> _TEXT SECTION_:
==================================================

On 19 October 1812, Napoleon had retreated from Moscow and marched south-west to Kaluga, Eugene de Beauharnais leading the advance
The French army leaving Moscow was estimated by Wilson: 90,000 effective infantry, 14,000 feeble cavalry, 12,000 armed men employed in the various services of artillery, engineers, gendarmerie, head-quarter staff, equipages, and commissariat, and more than 20,000 non-combatants, sick, and wounded.

Alexis Joseph Delzons commanded the lead units going to the village of Maloyaroslavets. The bridges across Luzha River were destroyed by order of local authorities. Delzons' soldiers entered the city over a dam and built a pontoon bridge next to the destroyed one. Then Delzons attacked the heights on which the village rested. On the evening of October 23 Delzons placed two of his battalions in the village.

Battle
On the 24 October 1812 General Dokhturov entered the town from the south and found the French spearhead had seized a bridgehead. Fierce fighting began. General Raevski arrived with 10,000 more Russians; once more they took the town, though not the bridgehead. De Beauharnais threw in his 15th (Italian) division, under Domenico Pino (Minister of War of the Kingdom of Italy), and by evening they had again expelled the Russians. Armand Charles Guilleminot was the first who entered the city. During the course of the engagement the town changed hands no fewer than eight times and it was quoted that in particular the Italian Royal Guard under Eugène de Beauharnais 'had displayed qualities which entitled it evermore to take rank amongst the bravest troops of Europe'. Marshal Kutuzov arrived and decided against a pitched battle with the Grand Army the next day, and to retire instead to the prepared line of defense at Kaluga. The mainly French and Italian forces won a victory on the day, but Napoleon might have realized that "unless with a new Borodino" the way through Kaluga and Medyn was closed. This allowed Kutuzov to fulfill his strategic plans to force Napoleon on the way of retreat in the north, through Mozhaisk and Smolensk, the route of his advance that he had wished to avoid. French casualties were about 6,000–8,000, while the Russians lost about 8,000 men killed and wounded.

==================================================

> _PROBLEM STATEMENT_:
Reproduce the part of the Maloyaroslavets battle account that begins with the words "On 19 October" and stops after "in the village.".

> _Spatial layout entries_:

==================================================

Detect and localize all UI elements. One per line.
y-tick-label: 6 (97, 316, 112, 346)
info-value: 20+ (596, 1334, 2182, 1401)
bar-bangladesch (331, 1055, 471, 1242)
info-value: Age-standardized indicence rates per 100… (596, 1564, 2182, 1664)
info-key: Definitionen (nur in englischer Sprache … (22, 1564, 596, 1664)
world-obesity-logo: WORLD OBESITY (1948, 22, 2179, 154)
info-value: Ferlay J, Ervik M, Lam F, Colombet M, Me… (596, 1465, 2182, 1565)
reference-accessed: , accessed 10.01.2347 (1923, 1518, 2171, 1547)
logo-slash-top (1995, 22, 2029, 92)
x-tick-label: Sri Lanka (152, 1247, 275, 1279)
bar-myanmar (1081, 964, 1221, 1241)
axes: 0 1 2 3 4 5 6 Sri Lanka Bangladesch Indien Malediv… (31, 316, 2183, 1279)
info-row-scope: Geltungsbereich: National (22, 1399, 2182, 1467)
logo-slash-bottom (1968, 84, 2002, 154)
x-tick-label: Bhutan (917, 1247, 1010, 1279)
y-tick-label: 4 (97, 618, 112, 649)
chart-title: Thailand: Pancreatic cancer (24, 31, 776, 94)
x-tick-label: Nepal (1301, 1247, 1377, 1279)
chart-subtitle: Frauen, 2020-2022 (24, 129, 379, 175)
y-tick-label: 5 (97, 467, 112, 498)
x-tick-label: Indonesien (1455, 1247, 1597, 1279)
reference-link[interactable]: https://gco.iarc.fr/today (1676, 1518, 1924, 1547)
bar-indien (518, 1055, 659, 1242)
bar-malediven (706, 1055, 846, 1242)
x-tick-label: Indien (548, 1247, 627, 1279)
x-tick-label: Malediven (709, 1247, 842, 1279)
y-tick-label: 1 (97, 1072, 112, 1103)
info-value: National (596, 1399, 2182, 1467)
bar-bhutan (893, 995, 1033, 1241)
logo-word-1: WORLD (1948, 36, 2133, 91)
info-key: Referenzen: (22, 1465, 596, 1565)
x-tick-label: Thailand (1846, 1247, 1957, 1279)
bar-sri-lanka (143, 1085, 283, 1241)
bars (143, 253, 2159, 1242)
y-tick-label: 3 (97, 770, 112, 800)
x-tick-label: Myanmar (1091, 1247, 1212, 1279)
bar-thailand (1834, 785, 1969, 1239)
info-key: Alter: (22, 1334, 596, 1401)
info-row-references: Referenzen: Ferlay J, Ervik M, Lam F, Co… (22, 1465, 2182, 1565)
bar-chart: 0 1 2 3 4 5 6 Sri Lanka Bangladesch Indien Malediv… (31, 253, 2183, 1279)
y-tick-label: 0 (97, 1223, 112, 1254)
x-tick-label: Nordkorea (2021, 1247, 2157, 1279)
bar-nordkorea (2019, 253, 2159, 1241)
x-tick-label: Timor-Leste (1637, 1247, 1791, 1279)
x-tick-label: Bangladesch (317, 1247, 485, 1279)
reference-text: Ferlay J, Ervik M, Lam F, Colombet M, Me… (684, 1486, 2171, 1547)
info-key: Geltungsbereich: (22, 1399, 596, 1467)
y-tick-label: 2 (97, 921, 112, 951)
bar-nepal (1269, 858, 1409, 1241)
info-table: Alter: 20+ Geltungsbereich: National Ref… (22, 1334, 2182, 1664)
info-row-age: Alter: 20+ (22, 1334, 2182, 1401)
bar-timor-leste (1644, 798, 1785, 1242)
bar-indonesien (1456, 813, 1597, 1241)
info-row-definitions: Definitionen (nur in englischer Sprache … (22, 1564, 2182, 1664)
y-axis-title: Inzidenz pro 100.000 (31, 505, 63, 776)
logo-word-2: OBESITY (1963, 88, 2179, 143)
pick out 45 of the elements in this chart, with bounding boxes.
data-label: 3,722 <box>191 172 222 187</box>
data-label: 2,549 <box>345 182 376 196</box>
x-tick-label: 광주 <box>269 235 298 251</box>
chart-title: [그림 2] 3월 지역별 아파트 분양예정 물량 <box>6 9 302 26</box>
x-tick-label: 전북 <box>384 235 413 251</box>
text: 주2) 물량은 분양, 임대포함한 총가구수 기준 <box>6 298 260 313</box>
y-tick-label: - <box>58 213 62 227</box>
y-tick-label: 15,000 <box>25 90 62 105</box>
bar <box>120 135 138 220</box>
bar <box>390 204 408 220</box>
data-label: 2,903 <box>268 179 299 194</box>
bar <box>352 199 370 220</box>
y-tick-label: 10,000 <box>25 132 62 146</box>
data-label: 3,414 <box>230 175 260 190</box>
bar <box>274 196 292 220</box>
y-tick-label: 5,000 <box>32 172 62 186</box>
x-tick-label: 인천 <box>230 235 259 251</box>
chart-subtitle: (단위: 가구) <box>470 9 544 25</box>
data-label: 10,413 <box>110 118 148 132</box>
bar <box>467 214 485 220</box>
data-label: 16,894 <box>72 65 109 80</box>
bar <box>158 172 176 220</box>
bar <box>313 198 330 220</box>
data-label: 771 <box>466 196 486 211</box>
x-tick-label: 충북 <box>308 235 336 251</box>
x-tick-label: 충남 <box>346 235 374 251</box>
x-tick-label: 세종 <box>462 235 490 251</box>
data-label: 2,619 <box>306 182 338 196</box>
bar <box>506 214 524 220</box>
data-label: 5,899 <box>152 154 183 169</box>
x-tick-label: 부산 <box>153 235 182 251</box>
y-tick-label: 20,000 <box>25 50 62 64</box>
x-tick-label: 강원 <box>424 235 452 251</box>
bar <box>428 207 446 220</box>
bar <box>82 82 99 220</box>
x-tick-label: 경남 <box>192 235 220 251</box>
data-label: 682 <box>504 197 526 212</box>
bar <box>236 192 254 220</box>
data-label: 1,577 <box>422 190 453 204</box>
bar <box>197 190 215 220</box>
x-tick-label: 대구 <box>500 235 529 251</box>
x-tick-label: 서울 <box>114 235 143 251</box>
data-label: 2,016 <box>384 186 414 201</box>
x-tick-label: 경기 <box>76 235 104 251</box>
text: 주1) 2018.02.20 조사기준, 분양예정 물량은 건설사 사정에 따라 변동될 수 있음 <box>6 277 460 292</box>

==================================================

> _RIGHT ANSWER_:
On 19 October 1812, Napoleon had retreated from Moscow and marched south-west to Kaluga, Eugene de Beauharnais leading the advance
The French army leaving Moscow was estimated by Wilson: 90,000 effective infantry, 14,000 feeble cavalry, 12,000 armed men employed in the various services of artillery, engineers, gendarmerie, head-quarter staff, equipages, and commissariat, and more than 20,000 non-combatants, sick, and wounded.

Alexis Joseph Delzons commanded the lead units going to the village of Maloyaroslavets. The bridges across Luzha River were destroyed by order of local authorities. Delzons' soldiers entered the city over a dam and built a pontoon bridge next to the destroyed one. Then Delzons attacked the heights on which the village rested. On the evening of October 23 Delzons placed two of his battalions in the village.